Dataset records on visual material
BEGIN
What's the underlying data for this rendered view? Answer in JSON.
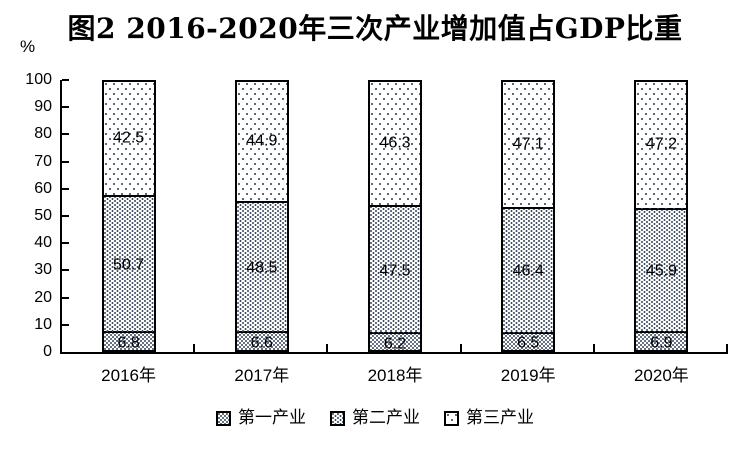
{
  "chart_data": {
    "type": "bar",
    "stacked": true,
    "title": "图2 2016-2020年三次产业增加值占GDP比重",
    "unit_label": "%",
    "categories": [
      "2016年",
      "2017年",
      "2018年",
      "2019年",
      "2020年"
    ],
    "series": [
      {
        "name": "第一产业",
        "values": [
          6.8,
          6.6,
          6.2,
          6.5,
          6.9
        ],
        "pattern": "dots-dense"
      },
      {
        "name": "第二产业",
        "values": [
          50.7,
          48.5,
          47.5,
          46.4,
          45.9
        ],
        "pattern": "dots-medium"
      },
      {
        "name": "第三产业",
        "values": [
          42.5,
          44.9,
          46.3,
          47.1,
          47.2
        ],
        "pattern": "dots-sparse"
      }
    ],
    "ylim": [
      0,
      100
    ],
    "ytick_step": 10,
    "grid": false,
    "legend_position": "bottom",
    "data_labels": true,
    "colors": {
      "dot": "#3d4b61",
      "axis": "#000000",
      "text": "#000000",
      "background": "#ffffff"
    }
  }
}
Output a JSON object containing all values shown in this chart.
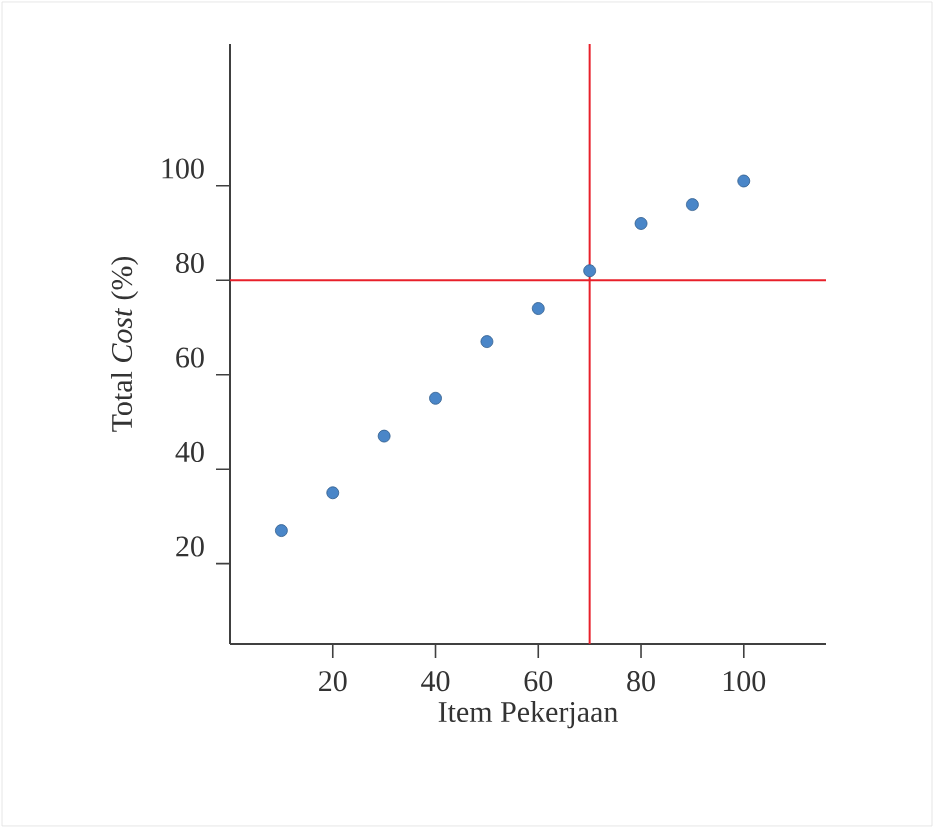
{
  "chart_data": {
    "type": "scatter",
    "xlabel": "Item Pekerjaan",
    "ylabel": "Total *Cost* (%)",
    "x": [
      10,
      20,
      30,
      40,
      50,
      60,
      70,
      80,
      90,
      100
    ],
    "series": [
      {
        "color": "#4a86c8",
        "values": [
          27,
          35,
          47,
          55,
          67,
          74,
          82,
          92,
          96,
          101
        ]
      }
    ],
    "xlim": [
      0,
      116
    ],
    "ylim": [
      3,
      130
    ],
    "xticks": [
      20,
      40,
      60,
      80,
      100
    ],
    "yticks": [
      20,
      40,
      60,
      80,
      100
    ],
    "grid": false,
    "ref_lines": [
      {
        "axis": "y",
        "value": 80,
        "color": "#e8202a"
      },
      {
        "axis": "x",
        "value": 70,
        "color": "#e8202a"
      }
    ]
  }
}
END
Pictures don't belong in the copy. Transcribe every record exactly as it appears.

◆ RESULT FOR THIS EXERCISE
What's the underlying data for this rendered view? Answer in JSON.
{
  "chart_data": {
    "type": "bar",
    "stacked": true,
    "title": "图2 2016-2020年三次产业增加值占GDP比重",
    "unit_label": "%",
    "categories": [
      "2016年",
      "2017年",
      "2018年",
      "2019年",
      "2020年"
    ],
    "series": [
      {
        "name": "第一产业",
        "values": [
          6.8,
          6.6,
          6.2,
          6.5,
          6.9
        ],
        "pattern": "dots-dense"
      },
      {
        "name": "第二产业",
        "values": [
          50.7,
          48.5,
          47.5,
          46.4,
          45.9
        ],
        "pattern": "dots-medium"
      },
      {
        "name": "第三产业",
        "values": [
          42.5,
          44.9,
          46.3,
          47.1,
          47.2
        ],
        "pattern": "dots-sparse"
      }
    ],
    "ylim": [
      0,
      100
    ],
    "ytick_step": 10,
    "grid": false,
    "legend_position": "bottom",
    "data_labels": true,
    "colors": {
      "dot": "#3d4b61",
      "axis": "#000000",
      "text": "#000000",
      "background": "#ffffff"
    }
  }
}
Output a JSON object containing all values shown in this chart.
{
  "chart_data": {
    "type": "scatter",
    "xlabel": "Item Pekerjaan",
    "ylabel": "Total *Cost* (%)",
    "x": [
      10,
      20,
      30,
      40,
      50,
      60,
      70,
      80,
      90,
      100
    ],
    "series": [
      {
        "color": "#4a86c8",
        "values": [
          27,
          35,
          47,
          55,
          67,
          74,
          82,
          92,
          96,
          101
        ]
      }
    ],
    "xlim": [
      0,
      116
    ],
    "ylim": [
      3,
      130
    ],
    "xticks": [
      20,
      40,
      60,
      80,
      100
    ],
    "yticks": [
      20,
      40,
      60,
      80,
      100
    ],
    "grid": false,
    "ref_lines": [
      {
        "axis": "y",
        "value": 80,
        "color": "#e8202a"
      },
      {
        "axis": "x",
        "value": 70,
        "color": "#e8202a"
      }
    ]
  }
}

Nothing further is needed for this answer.